[Dataset items]
================================
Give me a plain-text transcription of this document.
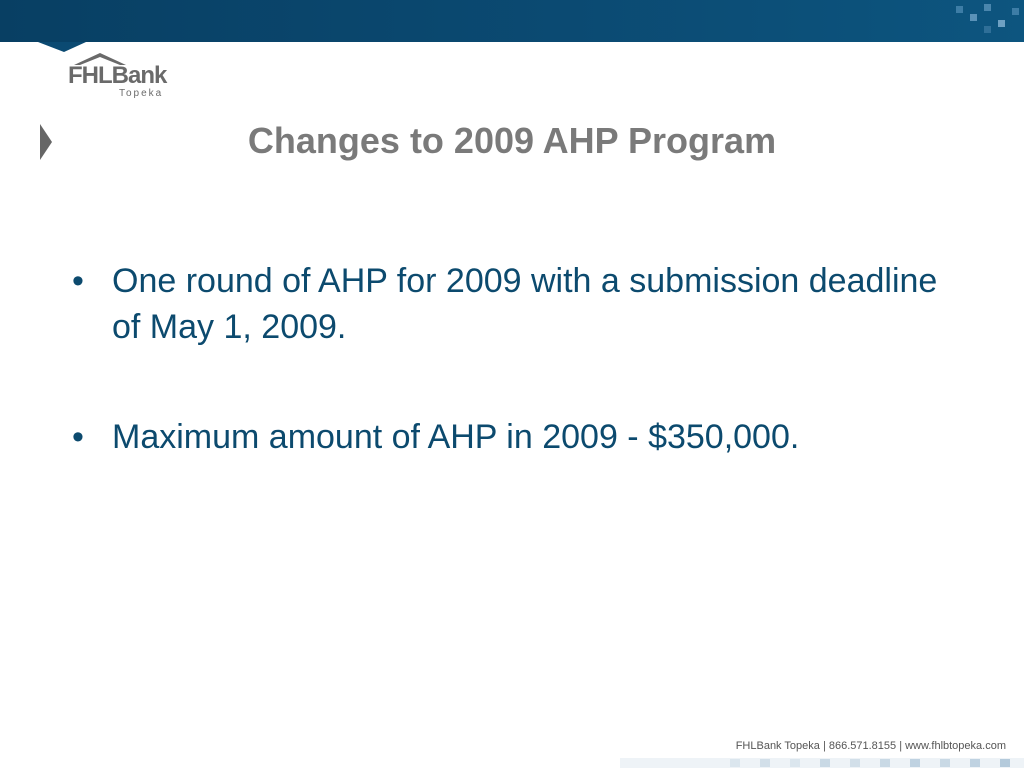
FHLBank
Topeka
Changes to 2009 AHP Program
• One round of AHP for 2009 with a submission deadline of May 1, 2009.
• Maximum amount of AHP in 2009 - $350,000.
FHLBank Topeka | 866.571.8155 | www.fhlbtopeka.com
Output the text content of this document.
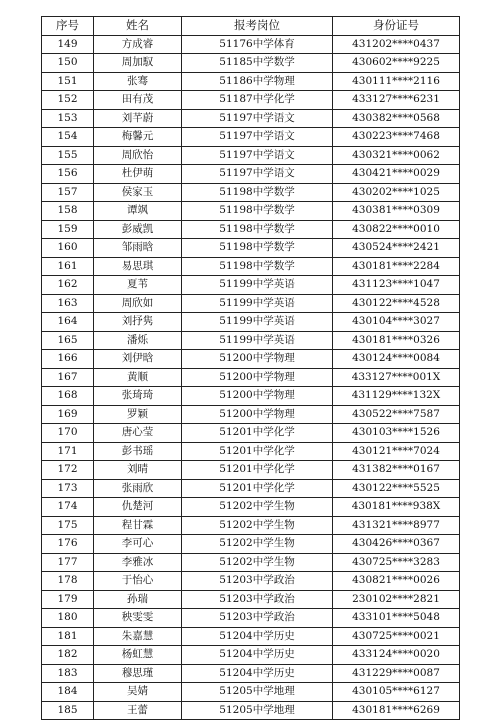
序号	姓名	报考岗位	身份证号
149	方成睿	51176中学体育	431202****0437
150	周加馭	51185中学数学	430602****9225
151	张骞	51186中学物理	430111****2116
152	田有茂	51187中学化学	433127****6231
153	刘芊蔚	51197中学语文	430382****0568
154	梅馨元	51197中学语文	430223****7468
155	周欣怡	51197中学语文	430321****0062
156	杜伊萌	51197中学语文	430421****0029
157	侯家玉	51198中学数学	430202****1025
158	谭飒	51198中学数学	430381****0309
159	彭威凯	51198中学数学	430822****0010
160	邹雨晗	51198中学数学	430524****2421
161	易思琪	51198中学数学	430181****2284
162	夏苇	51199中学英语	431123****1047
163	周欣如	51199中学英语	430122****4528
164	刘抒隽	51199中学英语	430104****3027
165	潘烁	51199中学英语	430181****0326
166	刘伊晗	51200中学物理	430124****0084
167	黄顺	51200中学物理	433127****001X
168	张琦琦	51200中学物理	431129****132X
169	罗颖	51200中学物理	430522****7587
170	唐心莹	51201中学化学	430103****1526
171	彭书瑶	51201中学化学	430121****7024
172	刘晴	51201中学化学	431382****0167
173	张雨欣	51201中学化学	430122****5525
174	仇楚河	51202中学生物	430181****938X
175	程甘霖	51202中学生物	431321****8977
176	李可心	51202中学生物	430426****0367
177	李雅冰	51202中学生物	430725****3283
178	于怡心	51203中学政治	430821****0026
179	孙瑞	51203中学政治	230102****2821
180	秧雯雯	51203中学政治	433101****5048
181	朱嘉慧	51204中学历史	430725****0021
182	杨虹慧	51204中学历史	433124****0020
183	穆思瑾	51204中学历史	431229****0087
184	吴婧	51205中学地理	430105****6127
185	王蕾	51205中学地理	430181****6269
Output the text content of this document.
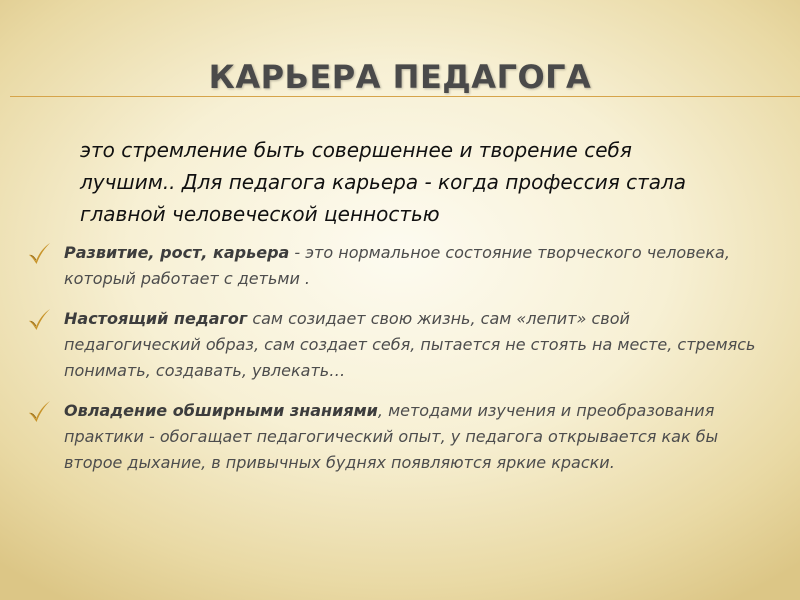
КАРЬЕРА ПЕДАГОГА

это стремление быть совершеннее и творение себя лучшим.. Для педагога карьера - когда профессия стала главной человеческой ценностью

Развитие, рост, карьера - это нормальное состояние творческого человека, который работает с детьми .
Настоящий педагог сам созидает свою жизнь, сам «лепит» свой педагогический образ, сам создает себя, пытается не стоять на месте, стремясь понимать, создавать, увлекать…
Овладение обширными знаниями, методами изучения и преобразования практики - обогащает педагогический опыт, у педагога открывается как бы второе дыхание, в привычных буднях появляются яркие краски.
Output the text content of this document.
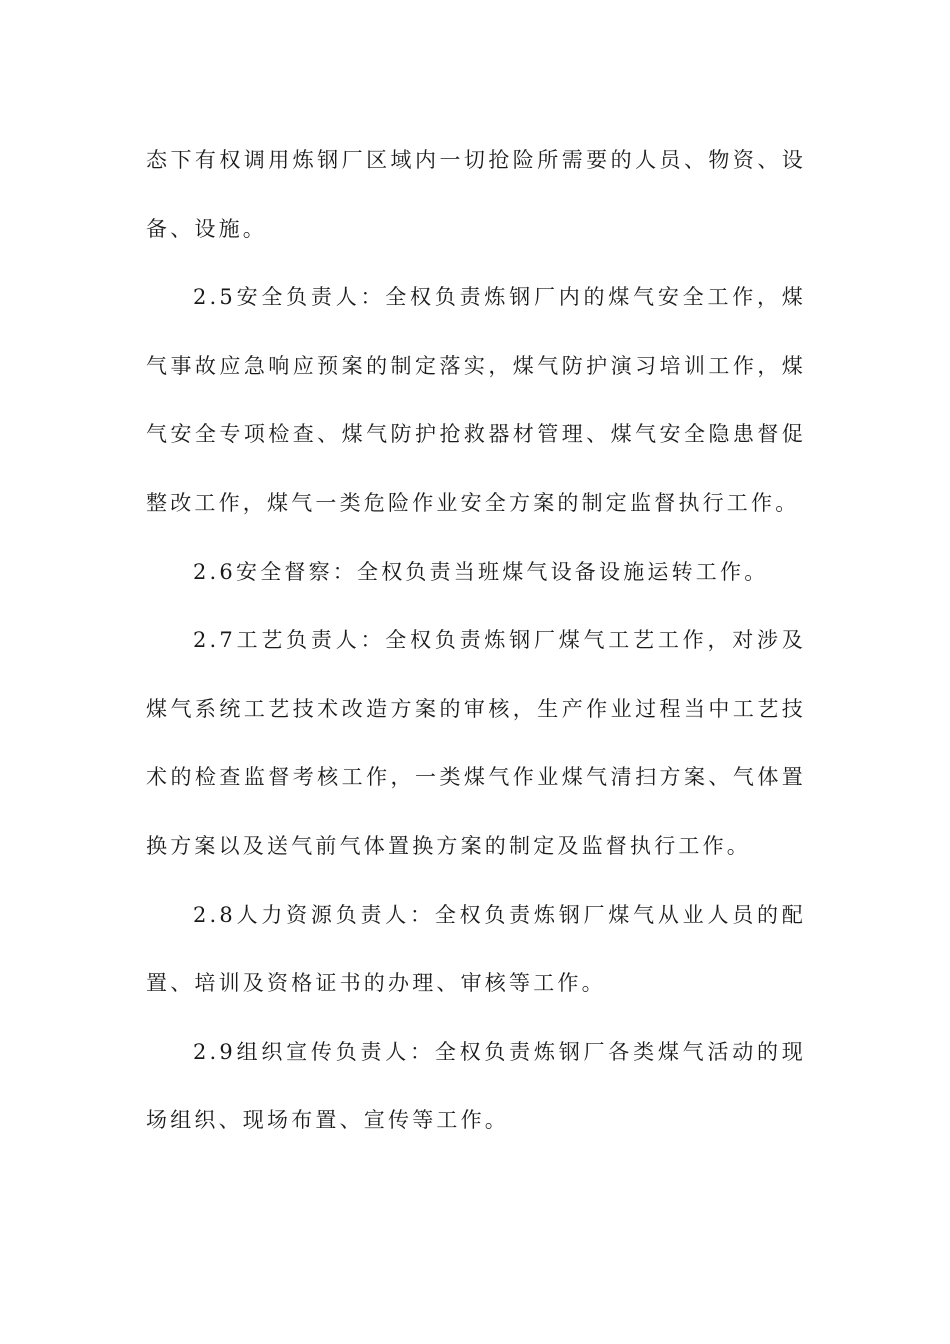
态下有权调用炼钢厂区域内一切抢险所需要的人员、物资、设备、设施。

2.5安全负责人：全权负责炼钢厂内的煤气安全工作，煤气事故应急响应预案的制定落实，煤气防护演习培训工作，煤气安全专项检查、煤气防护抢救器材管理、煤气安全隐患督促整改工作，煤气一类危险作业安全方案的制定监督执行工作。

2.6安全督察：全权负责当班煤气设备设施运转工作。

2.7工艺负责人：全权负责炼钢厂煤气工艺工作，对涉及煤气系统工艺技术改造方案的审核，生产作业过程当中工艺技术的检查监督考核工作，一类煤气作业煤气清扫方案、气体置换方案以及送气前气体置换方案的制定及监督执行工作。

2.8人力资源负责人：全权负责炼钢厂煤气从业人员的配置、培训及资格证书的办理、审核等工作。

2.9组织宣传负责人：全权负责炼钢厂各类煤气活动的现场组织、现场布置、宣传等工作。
================================
▶ WHAT YOU SHOULD DO:
Filter the records above for "педагогический" and copy every matching line.

▶ ANSWER IN FULL:
Настоящий педагог сам созидает свою жизнь, сам «лепит» свой педагогический образ, сам создает себя, пытается не стоять на месте, стремясь понимать, создавать, увлекать…
Овладение обширными знаниями, методами изучения и преобразования практики - обогащает педагогический опыт, у педагога открывается как бы второе дыхание, в привычных буднях появляются яркие краски.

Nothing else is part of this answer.